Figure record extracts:
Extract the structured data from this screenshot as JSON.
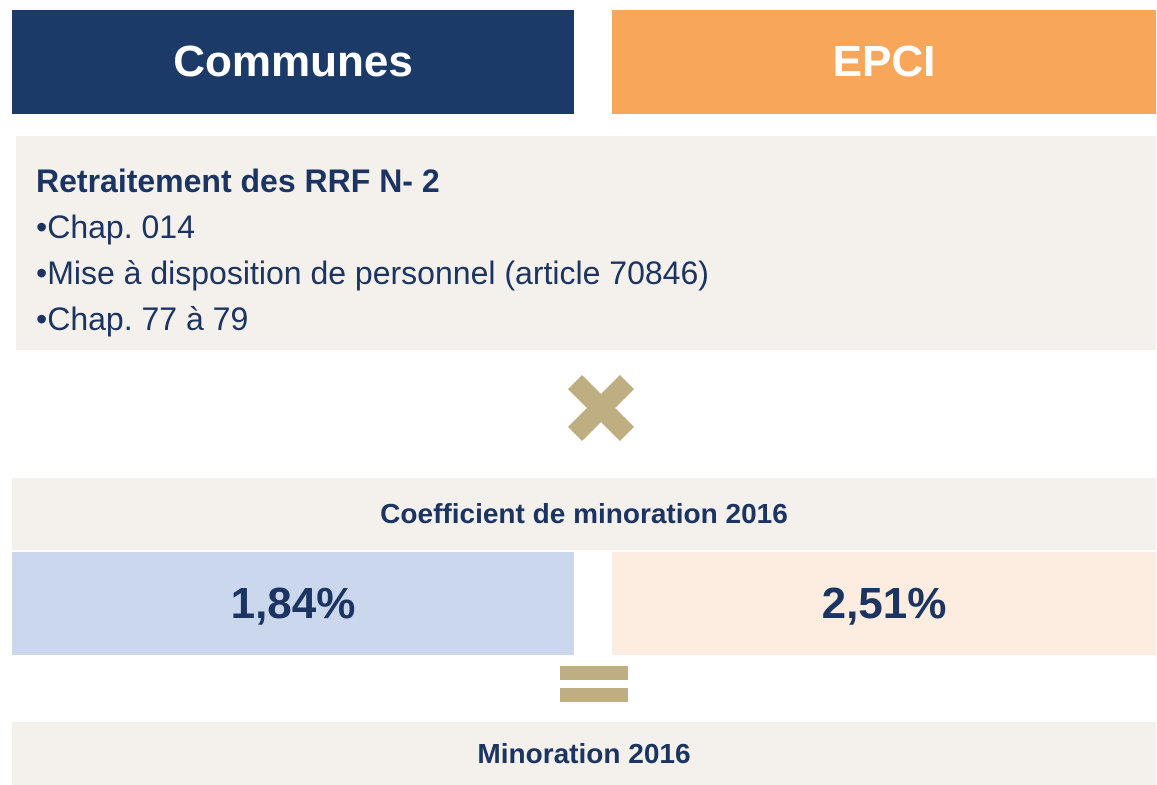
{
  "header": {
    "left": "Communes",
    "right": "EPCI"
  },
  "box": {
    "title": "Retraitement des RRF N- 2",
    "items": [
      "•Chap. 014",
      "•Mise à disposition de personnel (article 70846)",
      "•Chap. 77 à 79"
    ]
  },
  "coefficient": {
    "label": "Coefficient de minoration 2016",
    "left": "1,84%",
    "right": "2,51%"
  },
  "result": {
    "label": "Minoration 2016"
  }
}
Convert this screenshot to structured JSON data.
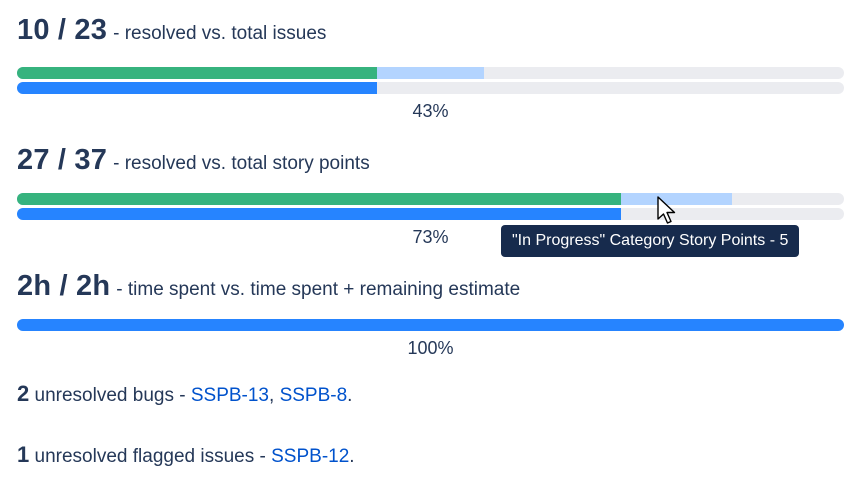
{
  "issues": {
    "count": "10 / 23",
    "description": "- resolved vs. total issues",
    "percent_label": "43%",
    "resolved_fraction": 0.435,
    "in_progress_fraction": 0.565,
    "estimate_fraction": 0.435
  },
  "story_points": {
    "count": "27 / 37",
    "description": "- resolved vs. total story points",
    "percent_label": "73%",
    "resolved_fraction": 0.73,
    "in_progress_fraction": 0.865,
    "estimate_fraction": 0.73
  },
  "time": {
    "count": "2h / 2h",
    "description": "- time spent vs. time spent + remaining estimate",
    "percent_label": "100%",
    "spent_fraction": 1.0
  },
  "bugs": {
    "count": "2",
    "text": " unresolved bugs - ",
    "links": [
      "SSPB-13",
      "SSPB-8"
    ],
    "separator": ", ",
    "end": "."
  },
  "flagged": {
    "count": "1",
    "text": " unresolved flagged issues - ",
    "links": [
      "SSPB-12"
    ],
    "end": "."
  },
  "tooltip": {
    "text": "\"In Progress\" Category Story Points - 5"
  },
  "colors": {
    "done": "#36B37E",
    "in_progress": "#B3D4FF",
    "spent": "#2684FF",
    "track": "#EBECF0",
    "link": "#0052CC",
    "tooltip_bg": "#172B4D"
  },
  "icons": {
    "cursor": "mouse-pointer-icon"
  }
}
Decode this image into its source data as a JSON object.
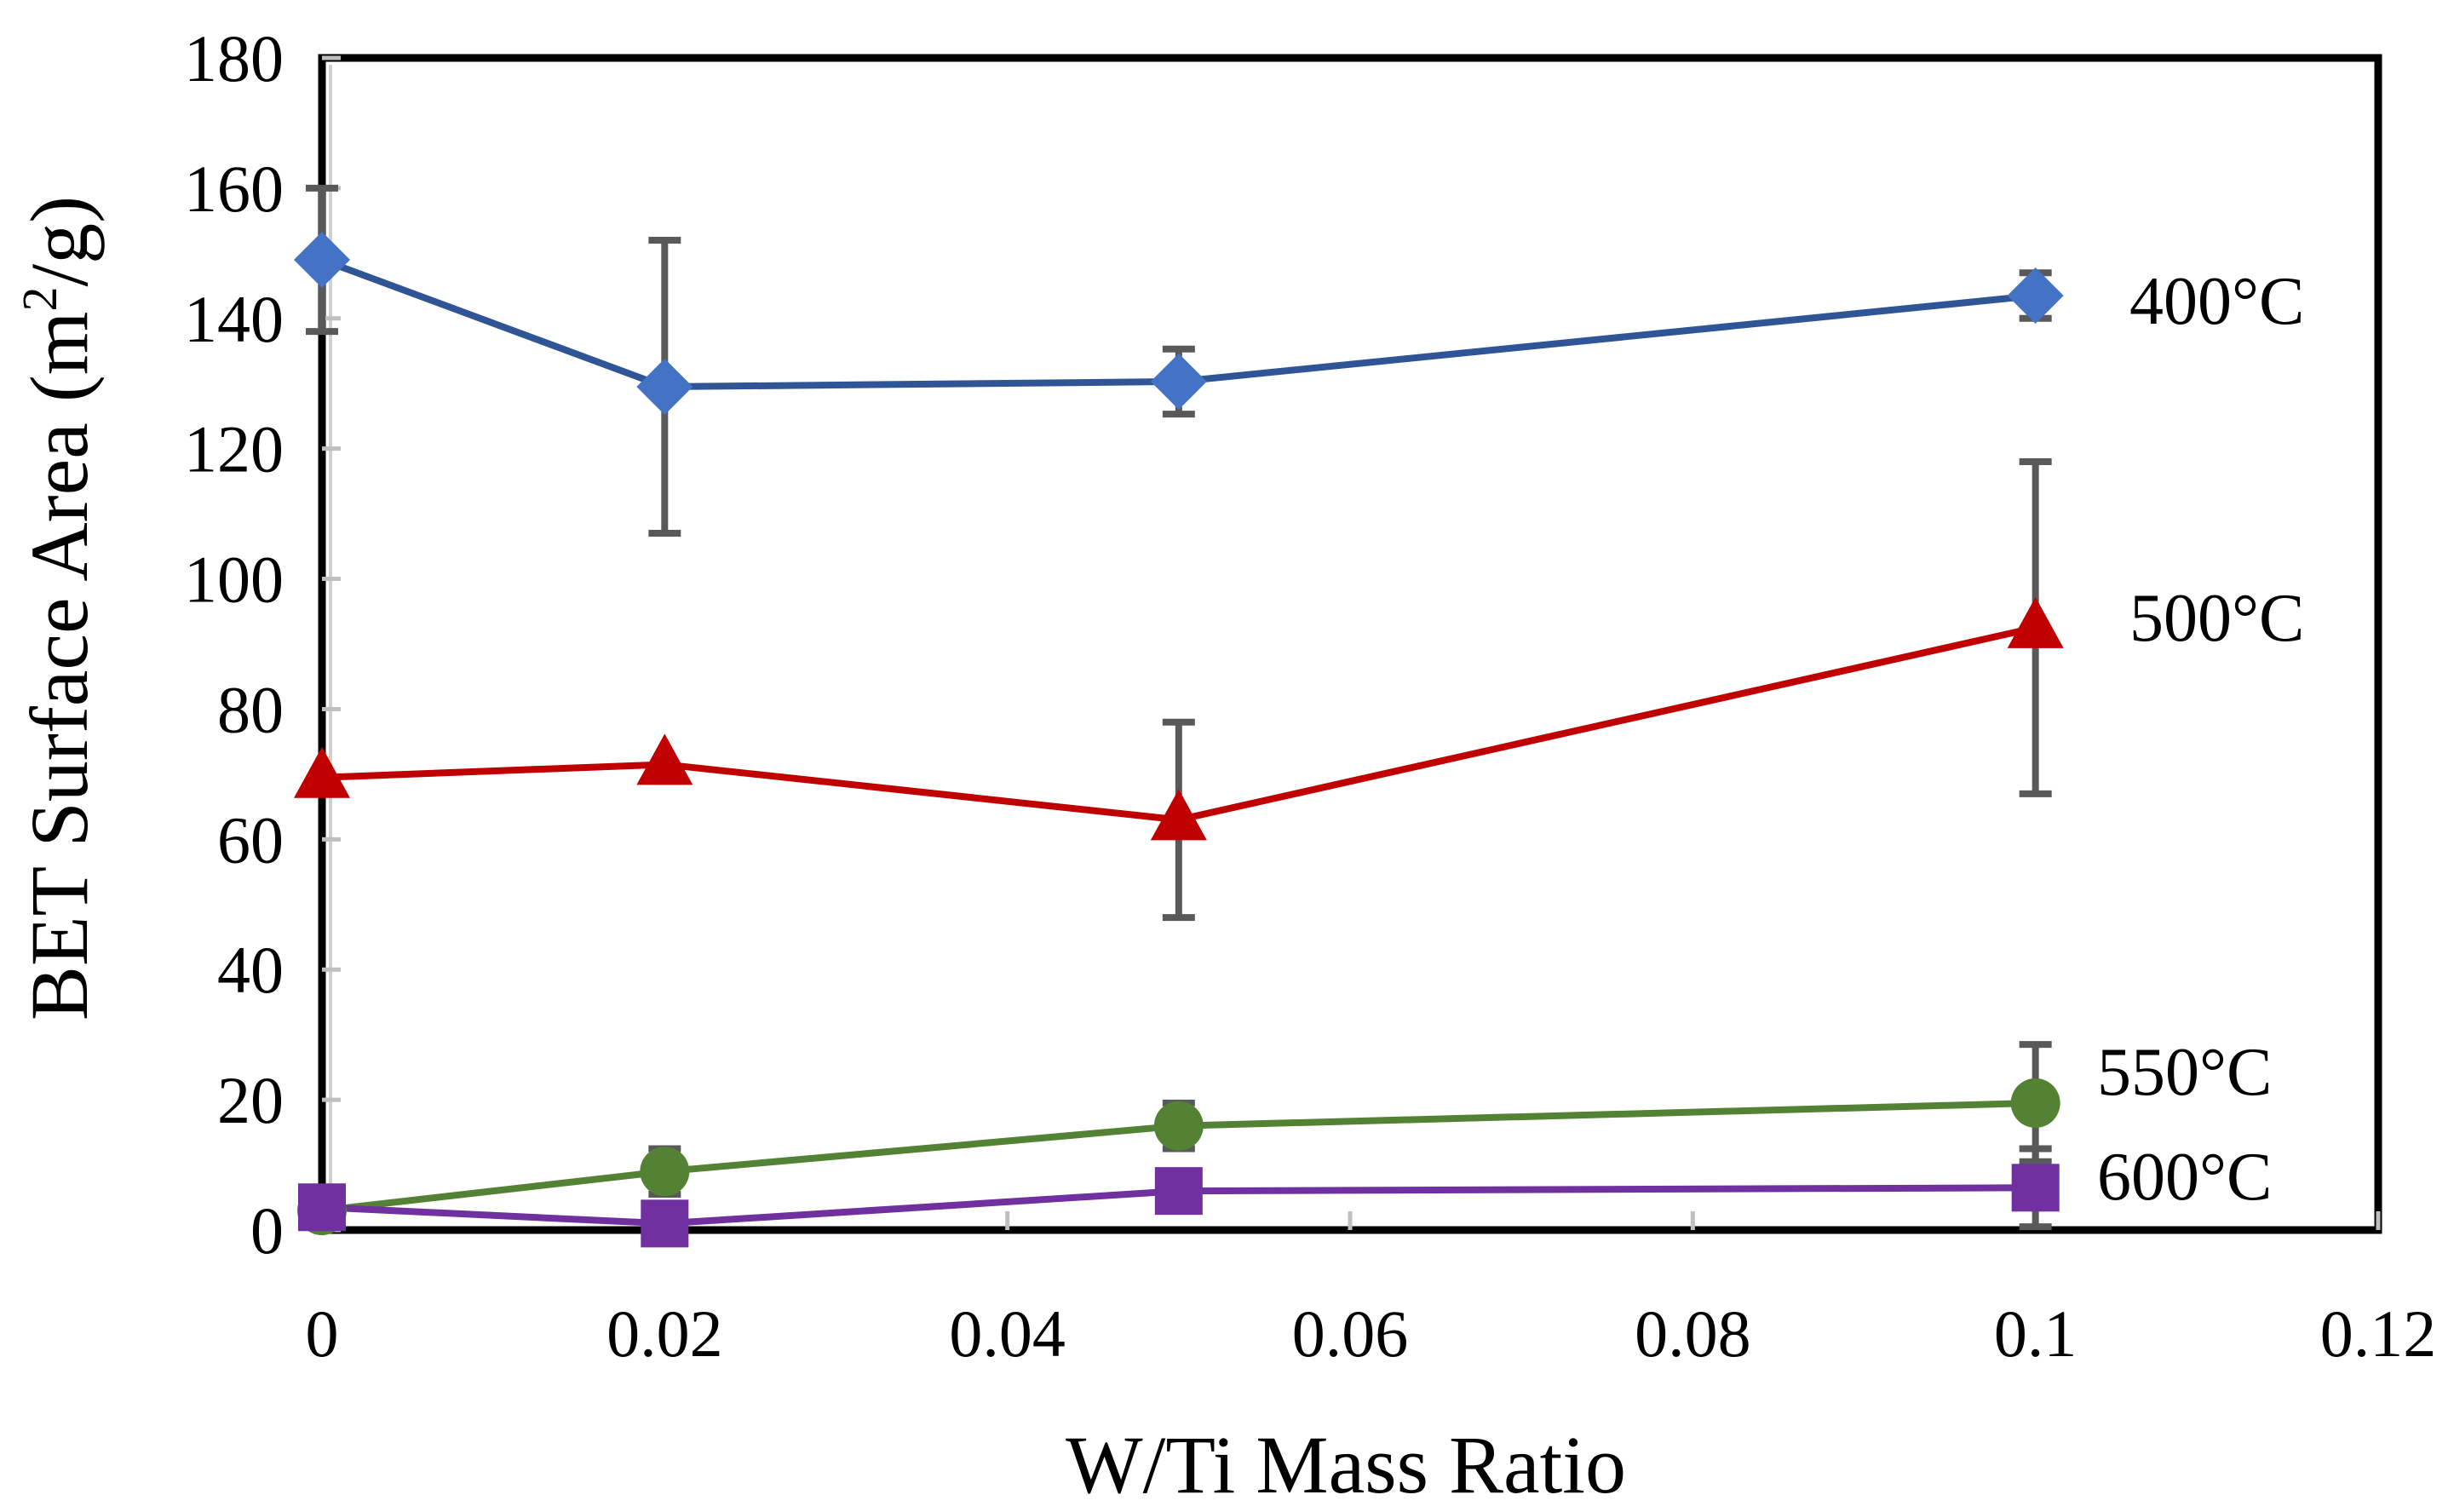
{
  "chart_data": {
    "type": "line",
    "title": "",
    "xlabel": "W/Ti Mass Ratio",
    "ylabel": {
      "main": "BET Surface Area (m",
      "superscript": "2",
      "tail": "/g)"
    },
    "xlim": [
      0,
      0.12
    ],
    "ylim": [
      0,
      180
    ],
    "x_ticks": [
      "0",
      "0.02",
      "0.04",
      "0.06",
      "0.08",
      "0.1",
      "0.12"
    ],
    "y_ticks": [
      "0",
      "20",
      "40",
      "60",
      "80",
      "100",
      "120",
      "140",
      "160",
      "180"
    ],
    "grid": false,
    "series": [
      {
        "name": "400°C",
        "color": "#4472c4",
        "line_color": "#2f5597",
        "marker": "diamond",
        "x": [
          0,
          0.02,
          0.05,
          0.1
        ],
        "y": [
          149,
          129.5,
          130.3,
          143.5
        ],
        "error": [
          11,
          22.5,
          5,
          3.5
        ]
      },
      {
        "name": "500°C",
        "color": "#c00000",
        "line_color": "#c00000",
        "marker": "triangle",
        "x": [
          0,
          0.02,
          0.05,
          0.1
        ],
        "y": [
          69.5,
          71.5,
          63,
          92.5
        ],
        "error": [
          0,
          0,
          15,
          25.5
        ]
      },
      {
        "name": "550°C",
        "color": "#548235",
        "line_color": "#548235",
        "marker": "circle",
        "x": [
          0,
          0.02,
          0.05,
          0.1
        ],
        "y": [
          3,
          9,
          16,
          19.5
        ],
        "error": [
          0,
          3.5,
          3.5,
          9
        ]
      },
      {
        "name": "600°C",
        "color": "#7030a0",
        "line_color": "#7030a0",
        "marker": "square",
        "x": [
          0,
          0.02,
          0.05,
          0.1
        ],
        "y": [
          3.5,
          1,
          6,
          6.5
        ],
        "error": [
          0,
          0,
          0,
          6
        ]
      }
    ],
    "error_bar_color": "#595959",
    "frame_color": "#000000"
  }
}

Instructions for the task: State the number of lines above that hold the string "name", with nothing added.

Reply: 4